◆ **Work required**
Return the count of lines that mention "Folders", with no other words.

# # #

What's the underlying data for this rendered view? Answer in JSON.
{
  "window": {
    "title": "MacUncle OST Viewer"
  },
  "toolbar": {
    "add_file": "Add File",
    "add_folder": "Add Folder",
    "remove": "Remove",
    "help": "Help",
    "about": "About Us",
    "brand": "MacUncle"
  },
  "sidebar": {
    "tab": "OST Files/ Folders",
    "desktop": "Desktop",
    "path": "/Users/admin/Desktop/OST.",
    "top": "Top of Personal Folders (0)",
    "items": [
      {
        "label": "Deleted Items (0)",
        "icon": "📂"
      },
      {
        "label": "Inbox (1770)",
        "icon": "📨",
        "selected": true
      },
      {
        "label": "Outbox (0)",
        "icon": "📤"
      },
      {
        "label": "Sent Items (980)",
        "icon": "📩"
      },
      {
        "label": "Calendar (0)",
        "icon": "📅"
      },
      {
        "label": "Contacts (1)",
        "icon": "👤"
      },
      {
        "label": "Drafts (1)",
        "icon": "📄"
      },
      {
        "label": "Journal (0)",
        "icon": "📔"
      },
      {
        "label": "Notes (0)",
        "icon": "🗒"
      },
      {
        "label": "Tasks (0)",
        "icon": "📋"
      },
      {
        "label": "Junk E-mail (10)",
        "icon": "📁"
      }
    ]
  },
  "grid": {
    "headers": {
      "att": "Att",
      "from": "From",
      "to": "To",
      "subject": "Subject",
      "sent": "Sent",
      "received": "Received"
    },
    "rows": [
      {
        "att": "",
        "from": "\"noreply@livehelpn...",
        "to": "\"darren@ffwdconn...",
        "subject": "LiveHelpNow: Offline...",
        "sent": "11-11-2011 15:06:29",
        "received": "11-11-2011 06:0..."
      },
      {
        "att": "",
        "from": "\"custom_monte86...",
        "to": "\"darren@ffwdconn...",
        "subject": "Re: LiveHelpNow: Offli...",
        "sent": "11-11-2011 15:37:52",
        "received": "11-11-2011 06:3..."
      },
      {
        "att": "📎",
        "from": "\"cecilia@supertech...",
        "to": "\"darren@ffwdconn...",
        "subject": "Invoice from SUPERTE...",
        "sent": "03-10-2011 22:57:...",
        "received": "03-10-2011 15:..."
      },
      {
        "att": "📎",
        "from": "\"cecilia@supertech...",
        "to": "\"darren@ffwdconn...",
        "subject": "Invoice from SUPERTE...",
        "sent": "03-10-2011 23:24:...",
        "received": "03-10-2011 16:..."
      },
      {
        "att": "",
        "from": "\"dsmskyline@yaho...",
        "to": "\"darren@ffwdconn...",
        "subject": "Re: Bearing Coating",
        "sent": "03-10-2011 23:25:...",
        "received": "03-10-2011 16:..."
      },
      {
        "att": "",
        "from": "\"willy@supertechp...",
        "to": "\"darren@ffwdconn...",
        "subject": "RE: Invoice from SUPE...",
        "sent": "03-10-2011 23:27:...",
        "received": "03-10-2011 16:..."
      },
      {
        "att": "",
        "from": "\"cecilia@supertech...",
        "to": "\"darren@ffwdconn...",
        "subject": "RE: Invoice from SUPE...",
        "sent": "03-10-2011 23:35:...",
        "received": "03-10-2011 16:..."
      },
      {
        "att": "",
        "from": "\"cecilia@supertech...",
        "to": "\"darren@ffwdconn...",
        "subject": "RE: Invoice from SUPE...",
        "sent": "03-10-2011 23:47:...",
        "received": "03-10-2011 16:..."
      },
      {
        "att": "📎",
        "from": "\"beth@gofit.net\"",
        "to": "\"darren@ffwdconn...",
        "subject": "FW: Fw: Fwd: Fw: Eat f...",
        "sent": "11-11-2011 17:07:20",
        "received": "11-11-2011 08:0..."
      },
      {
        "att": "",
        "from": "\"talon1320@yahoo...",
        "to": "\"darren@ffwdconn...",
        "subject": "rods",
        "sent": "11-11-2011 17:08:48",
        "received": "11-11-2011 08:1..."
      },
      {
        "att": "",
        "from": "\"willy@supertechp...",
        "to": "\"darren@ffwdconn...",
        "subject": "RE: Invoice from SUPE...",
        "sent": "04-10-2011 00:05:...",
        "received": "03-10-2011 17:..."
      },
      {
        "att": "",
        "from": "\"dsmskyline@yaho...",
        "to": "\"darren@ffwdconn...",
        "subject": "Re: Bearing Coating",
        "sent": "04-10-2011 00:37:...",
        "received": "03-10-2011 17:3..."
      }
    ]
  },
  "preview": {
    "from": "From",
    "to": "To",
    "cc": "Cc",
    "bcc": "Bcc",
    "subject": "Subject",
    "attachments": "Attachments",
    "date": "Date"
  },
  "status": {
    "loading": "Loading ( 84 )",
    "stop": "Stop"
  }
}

# # #

◆ **Problem solution**
2